● **REQUEST**: Whenever a line contains the string "JSON", copy it out of the entries.

-- START GIVEN RECORDS --

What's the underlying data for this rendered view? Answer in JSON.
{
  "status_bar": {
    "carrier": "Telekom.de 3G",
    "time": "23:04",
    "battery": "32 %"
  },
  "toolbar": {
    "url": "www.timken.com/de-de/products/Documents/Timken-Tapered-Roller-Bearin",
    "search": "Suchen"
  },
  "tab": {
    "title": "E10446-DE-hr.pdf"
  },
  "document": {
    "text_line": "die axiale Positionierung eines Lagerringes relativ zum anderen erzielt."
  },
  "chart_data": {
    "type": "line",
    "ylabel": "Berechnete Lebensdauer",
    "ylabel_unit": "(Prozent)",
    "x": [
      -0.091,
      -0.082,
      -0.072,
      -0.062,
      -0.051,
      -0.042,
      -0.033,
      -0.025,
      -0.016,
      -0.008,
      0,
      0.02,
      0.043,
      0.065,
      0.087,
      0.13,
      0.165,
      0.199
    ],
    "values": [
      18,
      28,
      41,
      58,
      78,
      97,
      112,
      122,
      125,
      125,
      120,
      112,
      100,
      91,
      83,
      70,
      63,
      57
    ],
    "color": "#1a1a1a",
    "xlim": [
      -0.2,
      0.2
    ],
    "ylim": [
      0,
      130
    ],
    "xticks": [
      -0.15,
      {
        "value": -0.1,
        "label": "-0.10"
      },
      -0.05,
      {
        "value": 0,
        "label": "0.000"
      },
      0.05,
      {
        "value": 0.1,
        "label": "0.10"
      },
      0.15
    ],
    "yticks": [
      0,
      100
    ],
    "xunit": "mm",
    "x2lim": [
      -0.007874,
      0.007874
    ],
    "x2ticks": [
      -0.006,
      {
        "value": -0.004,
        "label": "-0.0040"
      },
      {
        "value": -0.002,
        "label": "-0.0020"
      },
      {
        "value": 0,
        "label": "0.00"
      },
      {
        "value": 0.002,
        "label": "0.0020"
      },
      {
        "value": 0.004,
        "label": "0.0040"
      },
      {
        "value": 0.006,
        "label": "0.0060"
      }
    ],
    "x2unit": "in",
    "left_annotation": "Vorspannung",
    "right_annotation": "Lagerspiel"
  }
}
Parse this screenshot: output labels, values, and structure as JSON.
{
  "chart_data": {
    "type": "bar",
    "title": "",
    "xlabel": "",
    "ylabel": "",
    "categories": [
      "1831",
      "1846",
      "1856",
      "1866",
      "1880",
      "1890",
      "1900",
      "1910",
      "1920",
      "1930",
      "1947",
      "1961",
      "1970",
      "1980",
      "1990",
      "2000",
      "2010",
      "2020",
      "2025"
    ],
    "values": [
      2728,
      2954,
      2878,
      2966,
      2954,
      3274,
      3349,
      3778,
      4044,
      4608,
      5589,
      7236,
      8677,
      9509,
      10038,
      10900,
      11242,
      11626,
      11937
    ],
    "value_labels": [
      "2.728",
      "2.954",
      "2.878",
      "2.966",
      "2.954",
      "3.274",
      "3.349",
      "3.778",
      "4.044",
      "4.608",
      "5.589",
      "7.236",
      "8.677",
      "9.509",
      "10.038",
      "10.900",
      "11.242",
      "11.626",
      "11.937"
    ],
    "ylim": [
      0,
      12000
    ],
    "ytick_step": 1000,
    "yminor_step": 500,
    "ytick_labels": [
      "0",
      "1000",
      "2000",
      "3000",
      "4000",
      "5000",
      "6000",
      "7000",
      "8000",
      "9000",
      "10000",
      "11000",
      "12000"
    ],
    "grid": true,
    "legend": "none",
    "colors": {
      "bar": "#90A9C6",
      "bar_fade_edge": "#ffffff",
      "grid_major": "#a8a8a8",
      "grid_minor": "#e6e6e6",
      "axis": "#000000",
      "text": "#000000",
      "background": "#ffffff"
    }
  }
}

-- END GIVEN RECORDS --

● **RESULT**:
What's the underlying data for this rendered view? Answer in JSON.
Parse this screenshot: output labels, values, and structure as JSON.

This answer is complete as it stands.